AIM » Each entry has to be copied exactly, with nothing missed.

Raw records
════

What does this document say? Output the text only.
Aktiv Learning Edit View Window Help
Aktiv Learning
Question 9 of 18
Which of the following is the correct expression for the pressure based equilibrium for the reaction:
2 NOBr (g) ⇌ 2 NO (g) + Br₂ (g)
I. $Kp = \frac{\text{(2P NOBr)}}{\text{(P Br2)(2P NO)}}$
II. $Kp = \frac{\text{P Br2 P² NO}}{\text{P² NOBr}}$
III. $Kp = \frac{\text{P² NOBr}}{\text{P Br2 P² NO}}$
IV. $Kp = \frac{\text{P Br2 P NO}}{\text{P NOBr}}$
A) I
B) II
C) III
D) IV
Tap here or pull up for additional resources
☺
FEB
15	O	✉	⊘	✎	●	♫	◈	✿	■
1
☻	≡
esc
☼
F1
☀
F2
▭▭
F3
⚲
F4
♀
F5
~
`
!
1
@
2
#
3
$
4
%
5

════

TASK RESULT »
What does this document say? Output the text only.
Aktiv Learning Edit View Window Help
Aktiv Learning
Question 9 of 18
Which of the following is the correct expression for the pressure based equilibrium for the reaction:
2 NOBr (g) ⇌ 2 NO (g) + Br₂ (g)
I. $Kp = \frac{\text{(2P NOBr)}}{\text{(P Br2)(2P NO)}}$
II. $Kp = \frac{\text{P Br2 P² NO}}{\text{P² NOBr}}$
III. $Kp = \frac{\text{P² NOBr}}{\text{P Br2 P² NO}}$
IV. $Kp = \frac{\text{P Br2 P NO}}{\text{P NOBr}}$
A) I
B) II
C) III
D) IV
Tap here or pull up for additional resources
☺
FEB
15	O	✉	⊘	✎	●	♫	◈	✿	■
1
☻	≡
esc
☼
F1
☀
F2
▭▭
F3
⚲
F4
♀
F5
~
`
!
1
@
2
#
3
$
4
%
5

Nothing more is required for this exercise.